ASSIGNMENT ▸
Restate each entry below exactly; pictures stay out of the copy.

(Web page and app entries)
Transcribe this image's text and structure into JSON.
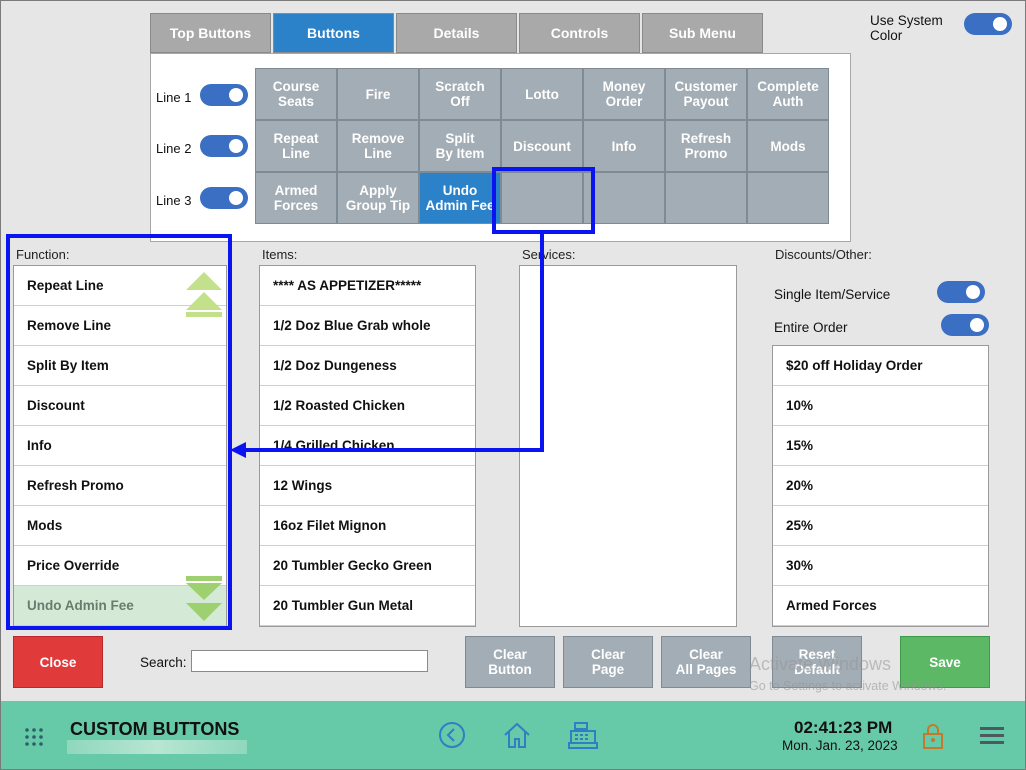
{
  "tabs": [
    {
      "label": "Top Buttons",
      "active": false
    },
    {
      "label": "Buttons",
      "active": true
    },
    {
      "label": "Details",
      "active": false
    },
    {
      "label": "Controls",
      "active": false
    },
    {
      "label": "Sub Menu",
      "active": false
    }
  ],
  "use_system_color": {
    "label": "Use System\nColor",
    "on": true
  },
  "lines": [
    {
      "label": "Line 1",
      "on": true
    },
    {
      "label": "Line 2",
      "on": true
    },
    {
      "label": "Line 3",
      "on": true
    }
  ],
  "grid_buttons": [
    [
      "Course\nSeats",
      "Fire",
      "Scratch\nOff",
      "Lotto",
      "Money\nOrder",
      "Customer\nPayout",
      "Complete\nAuth"
    ],
    [
      "Repeat\nLine",
      "Remove\nLine",
      "Split\nBy Item",
      "Discount",
      "Info",
      "Refresh\nPromo",
      "Mods"
    ],
    [
      "Armed\nForces",
      "Apply\nGroup Tip",
      "Undo\nAdmin Fee",
      "",
      "",
      "",
      ""
    ]
  ],
  "columns": {
    "function": "Function:",
    "items": "Items:",
    "services": "Services:",
    "discounts": "Discounts/Other:"
  },
  "function_list": [
    "Repeat Line",
    "Remove Line",
    "Split By Item",
    "Discount",
    "Info",
    "Refresh Promo",
    "Mods",
    "Price Override",
    "Undo Admin Fee"
  ],
  "items_list": [
    "**** AS APPETIZER*****",
    "1/2 Doz Blue Grab whole",
    "1/2 Doz Dungeness",
    "1/2 Roasted Chicken",
    "1/4 Grilled Chicken",
    "12 Wings",
    "16oz Filet Mignon",
    "20 Tumbler Gecko Green",
    "20 Tumbler Gun Metal"
  ],
  "discount_toggles": [
    {
      "label": "Single Item/Service",
      "on": true
    },
    {
      "label": "Entire Order",
      "on": true
    }
  ],
  "discounts_list": [
    "$20 off Holiday Order",
    "10%",
    "15%",
    "20%",
    "25%",
    "30%",
    "Armed Forces"
  ],
  "actions": {
    "close": "Close",
    "search_label": "Search:",
    "search_value": "",
    "clear_button": "Clear\nButton",
    "clear_page": "Clear\nPage",
    "clear_all_pages": "Clear\nAll Pages",
    "reset_default": "Reset\nDefault",
    "save": "Save"
  },
  "watermark": {
    "line1": "Activate Windows",
    "line2": "Go to Settings to activate Windows."
  },
  "footer": {
    "title": "CUSTOM BUTTONS",
    "time": "02:41:23 PM",
    "date": "Mon. Jan. 23, 2023"
  },
  "colors": {
    "accent": "#2b82c9",
    "footer": "#66c9a8",
    "close": "#e03a3a",
    "save": "#5cb865",
    "highlight": "#0a14f0"
  }
}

RESPONSE TO THIS TASK ▸
Transcribe this image's text and structure into JSON.
{
  "tabs": [
    {
      "label": "Top Buttons",
      "active": false
    },
    {
      "label": "Buttons",
      "active": true
    },
    {
      "label": "Details",
      "active": false
    },
    {
      "label": "Controls",
      "active": false
    },
    {
      "label": "Sub Menu",
      "active": false
    }
  ],
  "use_system_color": {
    "label": "Use System\nColor",
    "on": true
  },
  "lines": [
    {
      "label": "Line 1",
      "on": true
    },
    {
      "label": "Line 2",
      "on": true
    },
    {
      "label": "Line 3",
      "on": true
    }
  ],
  "grid_buttons": [
    [
      "Course\nSeats",
      "Fire",
      "Scratch\nOff",
      "Lotto",
      "Money\nOrder",
      "Customer\nPayout",
      "Complete\nAuth"
    ],
    [
      "Repeat\nLine",
      "Remove\nLine",
      "Split\nBy Item",
      "Discount",
      "Info",
      "Refresh\nPromo",
      "Mods"
    ],
    [
      "Armed\nForces",
      "Apply\nGroup Tip",
      "Undo\nAdmin Fee",
      "",
      "",
      "",
      ""
    ]
  ],
  "columns": {
    "function": "Function:",
    "items": "Items:",
    "services": "Services:",
    "discounts": "Discounts/Other:"
  },
  "function_list": [
    "Repeat Line",
    "Remove Line",
    "Split By Item",
    "Discount",
    "Info",
    "Refresh Promo",
    "Mods",
    "Price Override",
    "Undo Admin Fee"
  ],
  "items_list": [
    "**** AS APPETIZER*****",
    "1/2 Doz Blue Grab whole",
    "1/2 Doz Dungeness",
    "1/2 Roasted Chicken",
    "1/4 Grilled Chicken",
    "12 Wings",
    "16oz Filet Mignon",
    "20 Tumbler Gecko Green",
    "20 Tumbler Gun Metal"
  ],
  "discount_toggles": [
    {
      "label": "Single Item/Service",
      "on": true
    },
    {
      "label": "Entire Order",
      "on": true
    }
  ],
  "discounts_list": [
    "$20 off Holiday Order",
    "10%",
    "15%",
    "20%",
    "25%",
    "30%",
    "Armed Forces"
  ],
  "actions": {
    "close": "Close",
    "search_label": "Search:",
    "search_value": "",
    "clear_button": "Clear\nButton",
    "clear_page": "Clear\nPage",
    "clear_all_pages": "Clear\nAll Pages",
    "reset_default": "Reset\nDefault",
    "save": "Save"
  },
  "watermark": {
    "line1": "Activate Windows",
    "line2": "Go to Settings to activate Windows."
  },
  "footer": {
    "title": "CUSTOM BUTTONS",
    "time": "02:41:23 PM",
    "date": "Mon. Jan. 23, 2023"
  },
  "colors": {
    "accent": "#2b82c9",
    "footer": "#66c9a8",
    "close": "#e03a3a",
    "save": "#5cb865",
    "highlight": "#0a14f0"
  }
}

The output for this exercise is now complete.